Write out the full listing exactly as given, minus the images.
* start Source data *
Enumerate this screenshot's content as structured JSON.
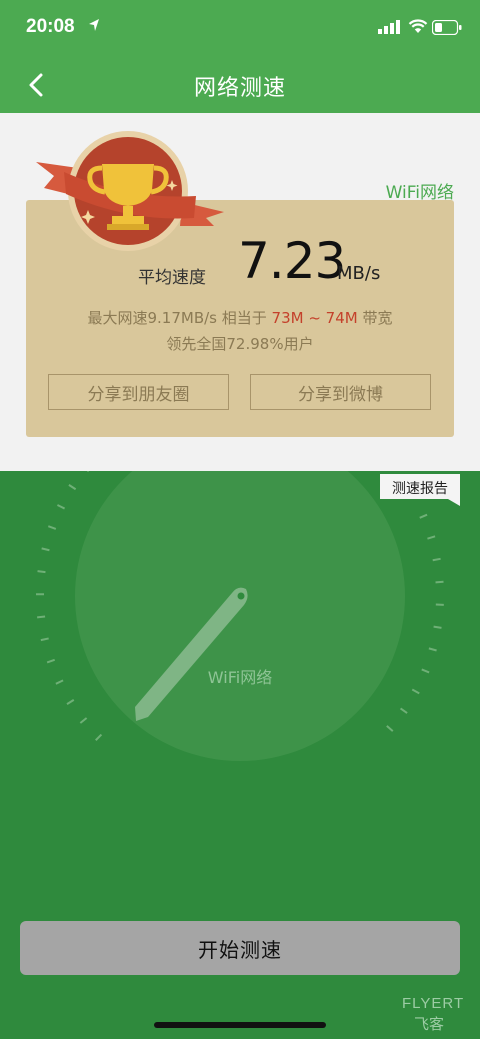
{
  "status_bar": {
    "time": "20:08"
  },
  "nav": {
    "title": "网络测速"
  },
  "network_label": "WiFi网络",
  "result": {
    "avg_label": "平均速度",
    "speed": "7.23",
    "unit": "MB/s",
    "max_prefix": "最大网速9.17MB/s 相当于 ",
    "bandwidth": "73M ~ 74M",
    "bandwidth_suffix": " 带宽",
    "rank": "领先全国72.98%用户"
  },
  "share": {
    "moments": "分享到朋友圈",
    "weibo": "分享到微博"
  },
  "gauge": {
    "network_label": "WiFi网络"
  },
  "report_label": "测速报告",
  "start_button": "开始测速",
  "watermark": {
    "line1": "FLYERT",
    "line2": "飞客"
  },
  "colors": {
    "green_header": "#4caa51",
    "green_body": "#2f8a3d",
    "card": "#d9c79b",
    "highlight": "#c4412b"
  }
}
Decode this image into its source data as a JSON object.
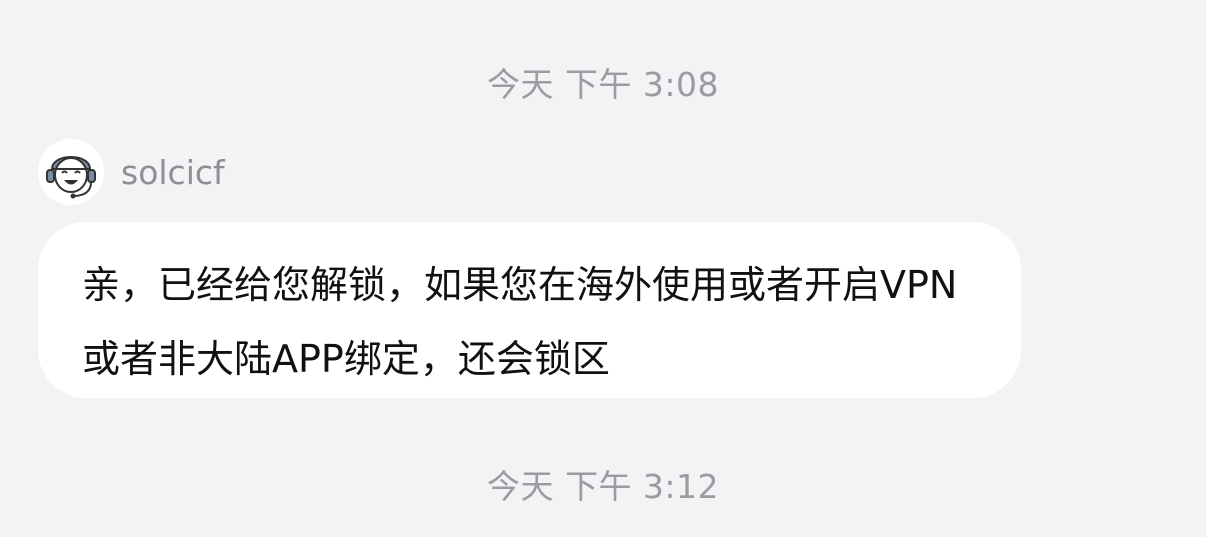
{
  "chat": {
    "timestamps": [
      "今天 下午 3:08",
      "今天 下午 3:12"
    ],
    "sender": {
      "name": "solcicf",
      "avatar_icon": "customer-service-agent-icon"
    },
    "message": {
      "text": "亲，已经给您解锁，如果您在海外使用或者开启VPN或者非大陆APP绑定，还会锁区"
    }
  }
}
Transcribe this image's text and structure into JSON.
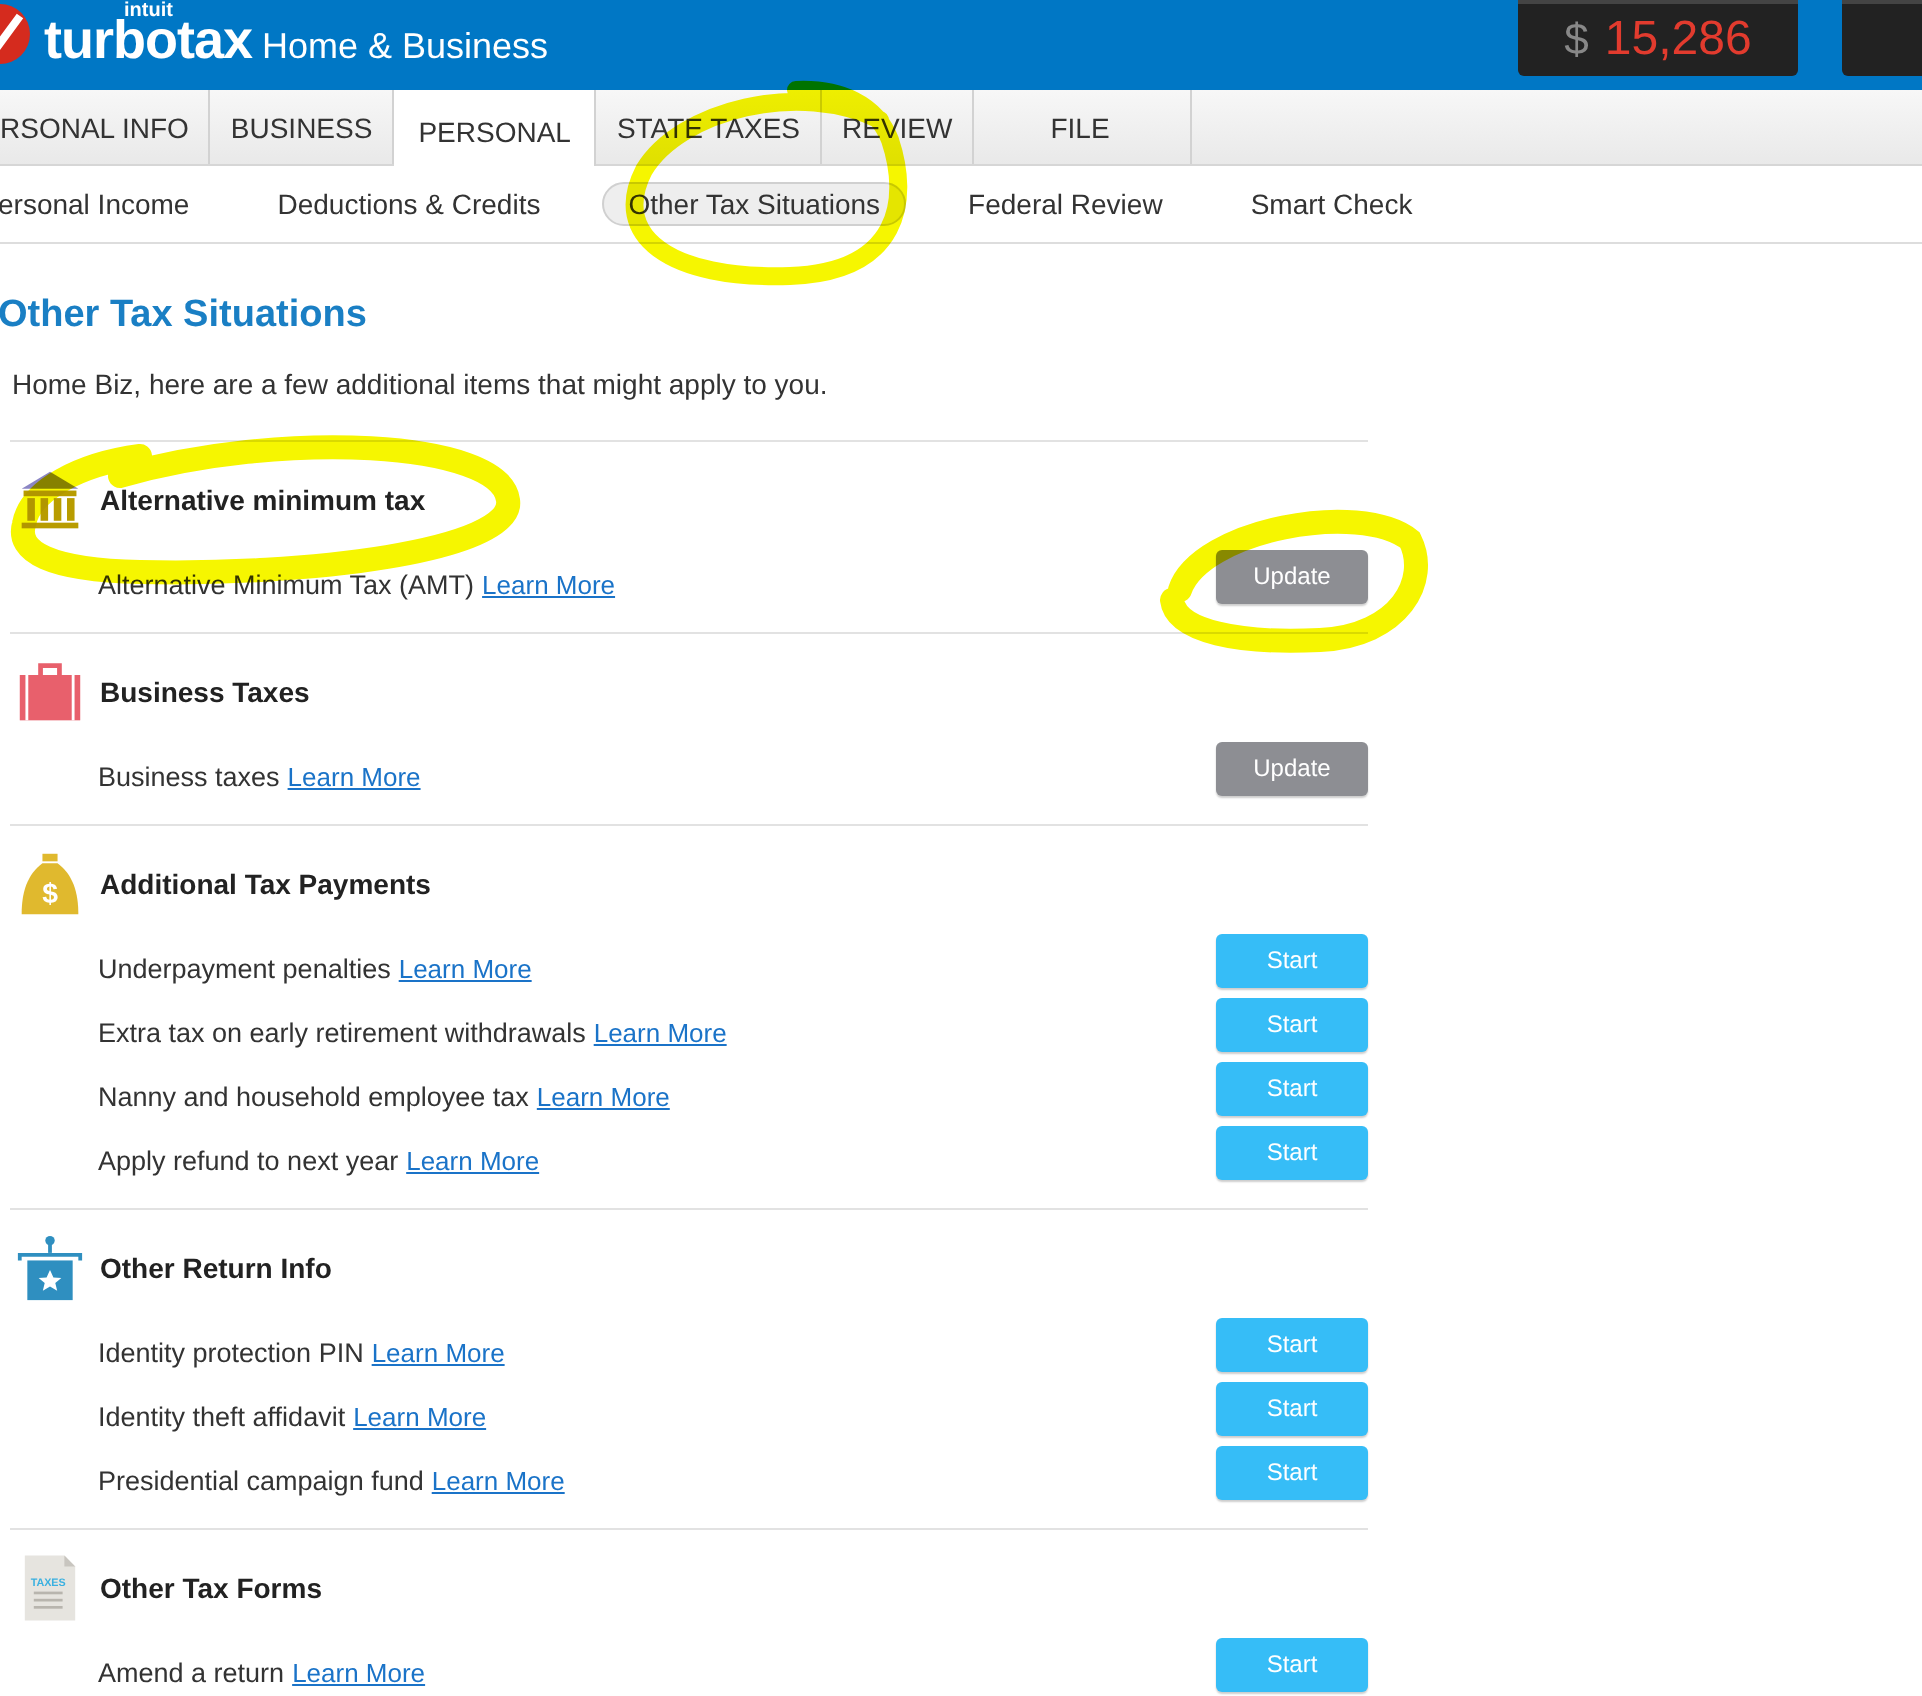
* end Source data *
- Exercise answer
Enumerate this screenshot's content as structured JSON.
{
  "status_bar": {
    "time": "20:08"
  },
  "nav": {
    "title": "网络测速"
  },
  "network_label": "WiFi网络",
  "result": {
    "avg_label": "平均速度",
    "speed": "7.23",
    "unit": "MB/s",
    "max_prefix": "最大网速9.17MB/s 相当于 ",
    "bandwidth": "73M ~ 74M",
    "bandwidth_suffix": " 带宽",
    "rank": "领先全国72.98%用户"
  },
  "share": {
    "moments": "分享到朋友圈",
    "weibo": "分享到微博"
  },
  "gauge": {
    "network_label": "WiFi网络"
  },
  "report_label": "测速报告",
  "start_button": "开始测速",
  "watermark": {
    "line1": "FLYERT",
    "line2": "飞客"
  },
  "colors": {
    "green_header": "#4caa51",
    "green_body": "#2f8a3d",
    "card": "#d9c79b",
    "highlight": "#c4412b"
  }
}
Decode this image into its source data as a JSON object.
{
  "chat": {
    "timestamps": [
      "今天 下午 3:08",
      "今天 下午 3:12"
    ],
    "sender": {
      "name": "solcicf",
      "avatar_icon": "customer-service-agent-icon"
    },
    "message": {
      "text": "亲，已经给您解锁，如果您在海外使用或者开启VPN或者非大陆APP绑定，还会锁区"
    }
  }
}
Transcribe this image's text and structure into JSON.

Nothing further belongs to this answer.